**Supplied records**

►

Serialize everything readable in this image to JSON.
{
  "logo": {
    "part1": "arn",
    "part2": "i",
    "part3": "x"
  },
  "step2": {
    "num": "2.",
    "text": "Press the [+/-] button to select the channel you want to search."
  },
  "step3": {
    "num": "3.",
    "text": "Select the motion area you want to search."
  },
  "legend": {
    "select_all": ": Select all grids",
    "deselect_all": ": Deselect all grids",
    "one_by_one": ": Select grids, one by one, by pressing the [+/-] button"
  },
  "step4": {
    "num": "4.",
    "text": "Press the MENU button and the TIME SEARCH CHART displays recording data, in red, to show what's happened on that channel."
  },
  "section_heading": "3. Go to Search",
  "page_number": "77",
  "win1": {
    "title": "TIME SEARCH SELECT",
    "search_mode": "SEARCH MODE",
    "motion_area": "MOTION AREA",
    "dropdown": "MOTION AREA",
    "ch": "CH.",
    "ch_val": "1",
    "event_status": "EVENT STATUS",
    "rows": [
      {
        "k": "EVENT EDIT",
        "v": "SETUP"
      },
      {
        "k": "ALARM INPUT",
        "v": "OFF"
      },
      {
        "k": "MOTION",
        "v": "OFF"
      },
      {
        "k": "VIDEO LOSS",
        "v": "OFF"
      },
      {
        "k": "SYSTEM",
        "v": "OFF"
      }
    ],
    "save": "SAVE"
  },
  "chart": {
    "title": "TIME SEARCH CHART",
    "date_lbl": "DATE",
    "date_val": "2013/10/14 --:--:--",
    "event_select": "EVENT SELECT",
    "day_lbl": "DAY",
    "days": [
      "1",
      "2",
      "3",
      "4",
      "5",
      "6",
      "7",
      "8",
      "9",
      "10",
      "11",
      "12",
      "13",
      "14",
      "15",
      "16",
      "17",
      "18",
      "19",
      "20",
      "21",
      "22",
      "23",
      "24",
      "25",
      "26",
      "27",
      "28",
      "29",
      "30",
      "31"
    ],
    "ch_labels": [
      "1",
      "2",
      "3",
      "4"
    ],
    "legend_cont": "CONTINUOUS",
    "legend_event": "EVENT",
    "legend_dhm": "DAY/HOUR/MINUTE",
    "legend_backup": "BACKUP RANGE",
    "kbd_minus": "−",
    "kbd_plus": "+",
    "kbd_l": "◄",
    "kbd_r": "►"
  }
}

◄

Please restate the data word for word, every record included.

Serialize everything readable in this image to JSON.
{
  "logo": {
    "part1": "arn",
    "part2": "i",
    "part3": "x"
  },
  "step2": {
    "num": "2.",
    "text": "Press the [+/-] button to select the channel you want to search."
  },
  "step3": {
    "num": "3.",
    "text": "Select the motion area you want to search."
  },
  "legend": {
    "select_all": ": Select all grids",
    "deselect_all": ": Deselect all grids",
    "one_by_one": ": Select grids, one by one, by pressing the [+/-] button"
  },
  "step4": {
    "num": "4.",
    "text": "Press the MENU button and the TIME SEARCH CHART displays recording data, in red, to show what's happened on that channel."
  },
  "section_heading": "3. Go to Search",
  "page_number": "77",
  "win1": {
    "title": "TIME SEARCH SELECT",
    "search_mode": "SEARCH MODE",
    "motion_area": "MOTION AREA",
    "dropdown": "MOTION AREA",
    "ch": "CH.",
    "ch_val": "1",
    "event_status": "EVENT STATUS",
    "rows": [
      {
        "k": "EVENT EDIT",
        "v": "SETUP"
      },
      {
        "k": "ALARM INPUT",
        "v": "OFF"
      },
      {
        "k": "MOTION",
        "v": "OFF"
      },
      {
        "k": "VIDEO LOSS",
        "v": "OFF"
      },
      {
        "k": "SYSTEM",
        "v": "OFF"
      }
    ],
    "save": "SAVE"
  },
  "chart": {
    "title": "TIME SEARCH CHART",
    "date_lbl": "DATE",
    "date_val": "2013/10/14 --:--:--",
    "event_select": "EVENT SELECT",
    "day_lbl": "DAY",
    "days": [
      "1",
      "2",
      "3",
      "4",
      "5",
      "6",
      "7",
      "8",
      "9",
      "10",
      "11",
      "12",
      "13",
      "14",
      "15",
      "16",
      "17",
      "18",
      "19",
      "20",
      "21",
      "22",
      "23",
      "24",
      "25",
      "26",
      "27",
      "28",
      "29",
      "30",
      "31"
    ],
    "ch_labels": [
      "1",
      "2",
      "3",
      "4"
    ],
    "legend_cont": "CONTINUOUS",
    "legend_event": "EVENT",
    "legend_dhm": "DAY/HOUR/MINUTE",
    "legend_backup": "BACKUP RANGE",
    "kbd_minus": "−",
    "kbd_plus": "+",
    "kbd_l": "◄",
    "kbd_r": "►"
  }
}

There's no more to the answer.